(Exercise objective)
Gather each line of the records where "JSON" appears.

(Data for the task)
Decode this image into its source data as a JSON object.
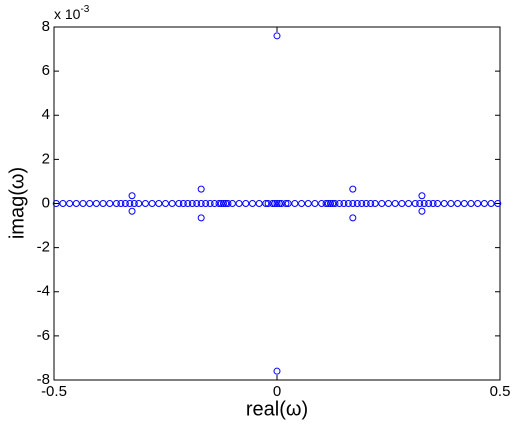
{
  "chart_data": {
    "type": "scatter",
    "xlabel": "real(ω)",
    "ylabel": "imag(ω)",
    "y_multiplier": {
      "base": "x 10",
      "exponent": "-3"
    },
    "color": "#0000ff",
    "xlim": [
      -0.5,
      0.5
    ],
    "ylim": [
      -8,
      8
    ],
    "xticks": [
      -0.5,
      0,
      0.5
    ],
    "yticks": [
      -8,
      -6,
      -4,
      -2,
      0,
      2,
      4,
      6,
      8
    ],
    "x": [
      -0.495,
      -0.48,
      -0.465,
      -0.45,
      -0.435,
      -0.42,
      -0.405,
      -0.39,
      -0.375,
      -0.36,
      -0.35,
      -0.34,
      -0.33,
      -0.32,
      -0.31,
      -0.295,
      -0.28,
      -0.265,
      -0.25,
      -0.235,
      -0.22,
      -0.21,
      -0.2,
      -0.19,
      -0.18,
      -0.17,
      -0.16,
      -0.15,
      -0.14,
      -0.13,
      -0.125,
      -0.12,
      -0.115,
      -0.11,
      -0.1,
      -0.085,
      -0.07,
      -0.055,
      -0.04,
      -0.025,
      -0.02,
      -0.01,
      -0.005,
      0,
      0.005,
      0.01,
      0.02,
      0.025,
      0.04,
      0.055,
      0.07,
      0.085,
      0.1,
      0.11,
      0.115,
      0.12,
      0.125,
      0.13,
      0.14,
      0.15,
      0.16,
      0.17,
      0.18,
      0.19,
      0.2,
      0.21,
      0.22,
      0.235,
      0.25,
      0.265,
      0.28,
      0.295,
      0.31,
      0.32,
      0.33,
      0.34,
      0.35,
      0.36,
      0.375,
      0.39,
      0.405,
      0.42,
      0.435,
      0.45,
      0.465,
      0.48,
      0.495,
      0,
      0,
      -0.17,
      -0.17,
      0.17,
      0.17,
      -0.325,
      -0.325,
      0.325,
      0.325
    ],
    "values": [
      0,
      0,
      0,
      0,
      0,
      0,
      0,
      0,
      0,
      0,
      0,
      0,
      0,
      0,
      0,
      0,
      0,
      0,
      0,
      0,
      0,
      0,
      0,
      0,
      0,
      0,
      0,
      0,
      0,
      0,
      0,
      0,
      0,
      0,
      0,
      0,
      0,
      0,
      0,
      0,
      0,
      0,
      0,
      0,
      0,
      0,
      0,
      0,
      0,
      0,
      0,
      0,
      0,
      0,
      0,
      0,
      0,
      0,
      0,
      0,
      0,
      0,
      0,
      0,
      0,
      0,
      0,
      0,
      0,
      0,
      0,
      0,
      0,
      0,
      0,
      0,
      0,
      0,
      0,
      0,
      0,
      0,
      0,
      0,
      0,
      0,
      0,
      7.6,
      -7.6,
      0.65,
      -0.65,
      0.65,
      -0.65,
      0.35,
      -0.35,
      0.35,
      -0.35
    ]
  }
}
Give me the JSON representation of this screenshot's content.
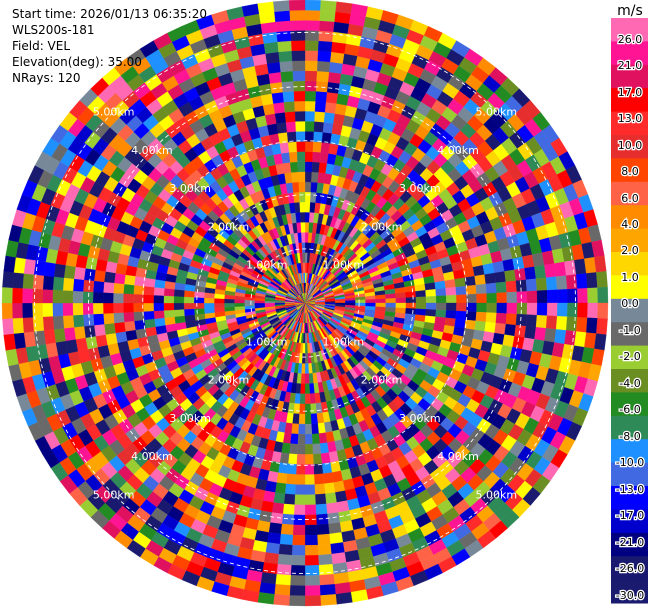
{
  "header": {
    "start_time": "Start time: 2026/01/13 06:35:20",
    "instrument": "WLS200s-181",
    "field": "Field: VEL",
    "elevation": "Elevation(deg): 35.00",
    "nrays": "NRays: 120"
  },
  "chart_data": {
    "type": "heatmap",
    "projection": "polar",
    "field": "VEL",
    "unit_label": "m/s",
    "n_rays": 120,
    "n_gates": 30,
    "range_rings_km": [
      1.0,
      2.0,
      3.0,
      4.0,
      5.0
    ],
    "ring_labels": [
      "1.00km",
      "2.00km",
      "3.00km",
      "4.00km",
      "5.00km"
    ],
    "max_range_km": 5.6,
    "colorbar": {
      "ticks": [
        "26.0",
        "21.0",
        "17.0",
        "13.0",
        "10.0",
        "8.0",
        "6.0",
        "4.0",
        "2.0",
        "1.0",
        "0.0",
        "-1.0",
        "-2.0",
        "-4.0",
        "-6.0",
        "-8.0",
        "-10.0",
        "-13.0",
        "-17.0",
        "-21.0",
        "-26.0",
        "-30.0"
      ],
      "colors": [
        "#ff69b4",
        "#ff1493",
        "#e0115f",
        "#ff0000",
        "#ff2b2b",
        "#e62e2e",
        "#ff4500",
        "#ff6347",
        "#ff8c00",
        "#ffa500",
        "#ffd700",
        "#ffff00",
        "#778899",
        "#696969",
        "#9acd32",
        "#6b8e23",
        "#228b22",
        "#2e8b57",
        "#1e90ff",
        "#4169e1",
        "#0000ff",
        "#0000cd",
        "#000080",
        "#191970",
        "#1a1a6e"
      ]
    }
  }
}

(Result of this task)
Decode this image into its source data as a JSON object.
Give me the JSON representation of this screenshot's content.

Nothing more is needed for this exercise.